[Opening EXERCISE MATERIALS section]

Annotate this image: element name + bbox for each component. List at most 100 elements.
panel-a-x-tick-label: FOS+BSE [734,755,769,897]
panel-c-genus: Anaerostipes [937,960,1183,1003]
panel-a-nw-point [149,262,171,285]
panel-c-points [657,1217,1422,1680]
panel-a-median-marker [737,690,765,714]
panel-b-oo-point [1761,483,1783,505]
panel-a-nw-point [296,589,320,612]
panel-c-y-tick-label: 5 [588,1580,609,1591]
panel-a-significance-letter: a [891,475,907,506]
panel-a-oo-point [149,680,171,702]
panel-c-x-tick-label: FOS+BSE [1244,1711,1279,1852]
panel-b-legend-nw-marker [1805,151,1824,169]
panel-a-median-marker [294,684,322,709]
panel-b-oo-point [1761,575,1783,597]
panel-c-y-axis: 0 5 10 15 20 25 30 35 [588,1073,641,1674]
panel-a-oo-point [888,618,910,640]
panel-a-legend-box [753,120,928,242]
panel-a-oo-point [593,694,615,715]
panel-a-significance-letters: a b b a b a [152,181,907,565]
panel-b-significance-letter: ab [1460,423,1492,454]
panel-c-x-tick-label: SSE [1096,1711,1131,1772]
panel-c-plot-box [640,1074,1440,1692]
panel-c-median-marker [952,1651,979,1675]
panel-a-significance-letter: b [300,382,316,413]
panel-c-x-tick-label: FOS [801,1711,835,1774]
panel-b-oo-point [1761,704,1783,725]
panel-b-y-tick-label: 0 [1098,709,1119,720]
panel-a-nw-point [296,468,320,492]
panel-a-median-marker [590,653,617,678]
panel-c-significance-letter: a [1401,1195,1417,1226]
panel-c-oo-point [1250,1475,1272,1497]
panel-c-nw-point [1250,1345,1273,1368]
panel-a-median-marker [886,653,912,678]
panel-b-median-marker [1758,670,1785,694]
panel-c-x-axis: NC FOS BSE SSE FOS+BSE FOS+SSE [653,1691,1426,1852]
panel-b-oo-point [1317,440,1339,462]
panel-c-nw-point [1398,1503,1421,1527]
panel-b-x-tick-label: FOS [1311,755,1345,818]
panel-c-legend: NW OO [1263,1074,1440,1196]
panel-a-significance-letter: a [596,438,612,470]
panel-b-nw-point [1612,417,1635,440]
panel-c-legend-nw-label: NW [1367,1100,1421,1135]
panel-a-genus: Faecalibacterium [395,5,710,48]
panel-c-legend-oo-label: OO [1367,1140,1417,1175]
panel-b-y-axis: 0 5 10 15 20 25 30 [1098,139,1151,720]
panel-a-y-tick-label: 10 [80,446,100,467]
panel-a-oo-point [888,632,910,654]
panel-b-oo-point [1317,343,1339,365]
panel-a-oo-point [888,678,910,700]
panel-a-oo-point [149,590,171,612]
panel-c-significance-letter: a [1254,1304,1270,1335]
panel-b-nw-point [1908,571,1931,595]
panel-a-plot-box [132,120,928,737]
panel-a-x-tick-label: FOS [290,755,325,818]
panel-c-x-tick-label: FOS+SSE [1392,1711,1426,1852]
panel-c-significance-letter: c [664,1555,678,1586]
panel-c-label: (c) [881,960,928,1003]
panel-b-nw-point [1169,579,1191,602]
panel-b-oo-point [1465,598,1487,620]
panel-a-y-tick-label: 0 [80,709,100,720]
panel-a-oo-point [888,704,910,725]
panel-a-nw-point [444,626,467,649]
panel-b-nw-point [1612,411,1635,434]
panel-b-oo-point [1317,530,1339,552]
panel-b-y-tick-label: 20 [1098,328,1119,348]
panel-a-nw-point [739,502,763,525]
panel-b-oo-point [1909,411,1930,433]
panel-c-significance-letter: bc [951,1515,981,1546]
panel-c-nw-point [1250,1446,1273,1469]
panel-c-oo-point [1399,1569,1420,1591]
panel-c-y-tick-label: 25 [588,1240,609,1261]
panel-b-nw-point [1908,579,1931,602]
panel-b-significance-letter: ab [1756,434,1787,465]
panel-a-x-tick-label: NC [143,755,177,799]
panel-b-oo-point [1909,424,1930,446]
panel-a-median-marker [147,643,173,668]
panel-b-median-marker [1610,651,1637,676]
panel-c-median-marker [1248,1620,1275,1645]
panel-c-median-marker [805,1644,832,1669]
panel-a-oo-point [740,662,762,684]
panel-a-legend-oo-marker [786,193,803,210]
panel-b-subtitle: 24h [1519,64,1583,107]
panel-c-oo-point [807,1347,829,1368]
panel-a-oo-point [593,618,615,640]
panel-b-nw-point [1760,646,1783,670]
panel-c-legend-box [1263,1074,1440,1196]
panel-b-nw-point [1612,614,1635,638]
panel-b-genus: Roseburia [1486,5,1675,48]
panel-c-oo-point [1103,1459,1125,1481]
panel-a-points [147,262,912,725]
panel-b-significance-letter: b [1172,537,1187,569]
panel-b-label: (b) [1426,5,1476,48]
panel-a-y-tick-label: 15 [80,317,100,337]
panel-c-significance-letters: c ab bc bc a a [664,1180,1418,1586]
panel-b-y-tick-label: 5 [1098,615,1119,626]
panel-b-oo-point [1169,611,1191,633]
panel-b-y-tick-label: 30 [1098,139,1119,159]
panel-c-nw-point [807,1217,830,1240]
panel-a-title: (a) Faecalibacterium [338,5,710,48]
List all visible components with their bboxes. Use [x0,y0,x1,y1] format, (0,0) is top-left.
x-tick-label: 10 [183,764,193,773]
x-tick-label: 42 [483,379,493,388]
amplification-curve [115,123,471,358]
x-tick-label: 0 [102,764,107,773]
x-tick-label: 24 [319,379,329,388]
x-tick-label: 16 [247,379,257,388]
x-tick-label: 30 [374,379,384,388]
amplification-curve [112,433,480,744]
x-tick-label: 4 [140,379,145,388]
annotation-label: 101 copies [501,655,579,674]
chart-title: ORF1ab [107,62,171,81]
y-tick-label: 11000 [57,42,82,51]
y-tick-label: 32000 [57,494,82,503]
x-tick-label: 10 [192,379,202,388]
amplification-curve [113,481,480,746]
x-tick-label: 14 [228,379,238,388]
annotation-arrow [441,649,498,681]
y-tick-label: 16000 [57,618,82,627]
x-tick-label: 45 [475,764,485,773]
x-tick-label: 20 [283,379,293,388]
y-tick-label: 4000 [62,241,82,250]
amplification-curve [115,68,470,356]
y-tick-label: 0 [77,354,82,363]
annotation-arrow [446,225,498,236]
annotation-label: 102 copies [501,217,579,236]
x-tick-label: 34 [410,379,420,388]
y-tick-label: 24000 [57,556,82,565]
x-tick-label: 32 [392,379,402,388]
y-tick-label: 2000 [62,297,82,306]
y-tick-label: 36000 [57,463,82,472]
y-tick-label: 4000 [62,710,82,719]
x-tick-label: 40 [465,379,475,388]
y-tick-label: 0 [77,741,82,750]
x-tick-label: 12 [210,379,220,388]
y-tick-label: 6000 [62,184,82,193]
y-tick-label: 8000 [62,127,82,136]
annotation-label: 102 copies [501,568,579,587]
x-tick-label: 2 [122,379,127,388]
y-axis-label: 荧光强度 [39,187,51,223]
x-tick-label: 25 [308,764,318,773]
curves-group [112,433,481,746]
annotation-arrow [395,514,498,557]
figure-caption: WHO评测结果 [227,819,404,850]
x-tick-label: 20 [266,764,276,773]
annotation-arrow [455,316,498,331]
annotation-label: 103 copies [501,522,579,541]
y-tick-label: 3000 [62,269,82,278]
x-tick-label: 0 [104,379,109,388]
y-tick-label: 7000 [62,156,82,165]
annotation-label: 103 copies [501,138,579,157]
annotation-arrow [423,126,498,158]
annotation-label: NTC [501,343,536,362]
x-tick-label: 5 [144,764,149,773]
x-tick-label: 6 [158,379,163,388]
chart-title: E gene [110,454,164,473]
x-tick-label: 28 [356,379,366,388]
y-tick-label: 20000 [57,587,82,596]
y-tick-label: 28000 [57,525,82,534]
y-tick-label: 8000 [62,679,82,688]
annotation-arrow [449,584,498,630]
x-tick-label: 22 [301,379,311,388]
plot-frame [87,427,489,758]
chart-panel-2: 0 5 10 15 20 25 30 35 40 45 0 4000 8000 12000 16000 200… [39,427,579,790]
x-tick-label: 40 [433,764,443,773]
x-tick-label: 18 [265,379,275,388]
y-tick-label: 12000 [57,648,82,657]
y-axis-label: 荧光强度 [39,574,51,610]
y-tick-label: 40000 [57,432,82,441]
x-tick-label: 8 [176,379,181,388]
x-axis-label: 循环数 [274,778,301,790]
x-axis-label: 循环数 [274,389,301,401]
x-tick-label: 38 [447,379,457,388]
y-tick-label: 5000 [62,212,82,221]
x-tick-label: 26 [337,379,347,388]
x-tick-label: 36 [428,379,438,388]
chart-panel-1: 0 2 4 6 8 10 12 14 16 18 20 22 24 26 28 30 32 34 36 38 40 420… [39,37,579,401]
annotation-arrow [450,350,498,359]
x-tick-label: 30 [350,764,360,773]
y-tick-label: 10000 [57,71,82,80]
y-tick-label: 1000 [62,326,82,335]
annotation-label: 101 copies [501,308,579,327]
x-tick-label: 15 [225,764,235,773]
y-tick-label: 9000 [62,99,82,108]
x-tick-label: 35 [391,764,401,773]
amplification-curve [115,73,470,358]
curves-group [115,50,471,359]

[Closing EXERCISE MATERIALS section]

_WHAT IS NEEDED_: Please copy every line of the records above in which "group" appears.

_TASK SOLUTION_:
curves-group [112,433,481,746]
curves-group [115,50,471,359]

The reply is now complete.